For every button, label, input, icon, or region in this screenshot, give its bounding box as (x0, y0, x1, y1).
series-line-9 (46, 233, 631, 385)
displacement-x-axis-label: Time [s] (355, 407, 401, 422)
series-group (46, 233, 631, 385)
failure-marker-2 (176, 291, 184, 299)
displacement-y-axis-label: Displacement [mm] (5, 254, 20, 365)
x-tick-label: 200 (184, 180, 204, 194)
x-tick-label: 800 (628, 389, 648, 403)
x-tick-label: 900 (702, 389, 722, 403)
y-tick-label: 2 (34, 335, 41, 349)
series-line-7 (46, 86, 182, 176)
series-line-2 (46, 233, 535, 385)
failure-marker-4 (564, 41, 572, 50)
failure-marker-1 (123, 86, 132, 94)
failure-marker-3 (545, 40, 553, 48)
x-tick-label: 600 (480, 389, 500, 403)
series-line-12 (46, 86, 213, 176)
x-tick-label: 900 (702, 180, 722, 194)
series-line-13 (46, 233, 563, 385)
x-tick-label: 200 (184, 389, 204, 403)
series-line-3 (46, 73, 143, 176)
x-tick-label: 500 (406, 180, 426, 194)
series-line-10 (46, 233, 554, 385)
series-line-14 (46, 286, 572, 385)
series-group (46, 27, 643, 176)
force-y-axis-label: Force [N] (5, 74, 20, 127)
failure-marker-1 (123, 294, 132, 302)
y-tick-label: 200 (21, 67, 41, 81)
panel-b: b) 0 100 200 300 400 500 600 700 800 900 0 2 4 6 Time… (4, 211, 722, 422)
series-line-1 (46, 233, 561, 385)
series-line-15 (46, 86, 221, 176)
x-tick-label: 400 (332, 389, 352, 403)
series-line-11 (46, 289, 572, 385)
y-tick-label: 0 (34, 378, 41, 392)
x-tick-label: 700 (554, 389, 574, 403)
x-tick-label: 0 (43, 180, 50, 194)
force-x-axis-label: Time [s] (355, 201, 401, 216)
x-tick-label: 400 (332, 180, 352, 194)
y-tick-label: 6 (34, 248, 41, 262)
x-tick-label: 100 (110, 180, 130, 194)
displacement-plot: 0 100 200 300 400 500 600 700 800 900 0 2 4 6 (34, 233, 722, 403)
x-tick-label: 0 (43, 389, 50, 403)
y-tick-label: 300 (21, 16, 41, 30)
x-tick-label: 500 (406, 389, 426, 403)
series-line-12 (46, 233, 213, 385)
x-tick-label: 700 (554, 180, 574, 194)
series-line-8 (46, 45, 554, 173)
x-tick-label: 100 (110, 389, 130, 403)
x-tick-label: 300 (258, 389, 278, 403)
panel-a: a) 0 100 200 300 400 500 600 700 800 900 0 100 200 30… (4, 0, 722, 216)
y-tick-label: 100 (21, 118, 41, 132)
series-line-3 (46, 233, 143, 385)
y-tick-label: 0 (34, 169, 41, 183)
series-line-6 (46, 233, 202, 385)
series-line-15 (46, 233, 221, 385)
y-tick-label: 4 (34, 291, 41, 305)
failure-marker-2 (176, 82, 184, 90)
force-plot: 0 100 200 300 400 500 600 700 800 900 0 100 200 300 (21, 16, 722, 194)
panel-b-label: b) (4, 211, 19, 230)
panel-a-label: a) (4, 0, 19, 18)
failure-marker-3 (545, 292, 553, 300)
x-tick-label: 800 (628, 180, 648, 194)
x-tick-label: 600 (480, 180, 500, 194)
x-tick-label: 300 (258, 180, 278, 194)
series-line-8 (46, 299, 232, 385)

__Do this__. Format the stretch from the first line through the line containing "failure-marker-3 (545, 40, 553, 48)" as a Markdown table with the columns No. and Entry, giving each line's row number and the line itself and skipping any blank lines.

__Solution__.
| No. | Entry |
|---|---|
| 1 | For every button, label, input, icon, or region in this screenshot, give its bounding box as (x0, y0, x1, y1). |
| 2 | series-line-9 (46, 233, 631, 385) |
| 3 | displacement-x-axis-label: Time [s] (355, 407, 401, 422) |
| 4 | series-group (46, 233, 631, 385) |
| 5 | failure-marker-2 (176, 291, 184, 299) |
| 6 | displacement-y-axis-label: Displacement [mm] (5, 254, 20, 365) |
| 7 | x-tick-label: 200 (184, 180, 204, 194) |
| 8 | x-tick-label: 800 (628, 389, 648, 403) |
| 9 | x-tick-label: 900 (702, 389, 722, 403) |
| 10 | y-tick-label: 2 (34, 335, 41, 349) |
| 11 | series-line-7 (46, 86, 182, 176) |
| 12 | series-line-2 (46, 233, 535, 385) |
| 13 | failure-marker-4 (564, 41, 572, 50) |
| 14 | failure-marker-1 (123, 86, 132, 94) |
| 15 | failure-marker-3 (545, 40, 553, 48) |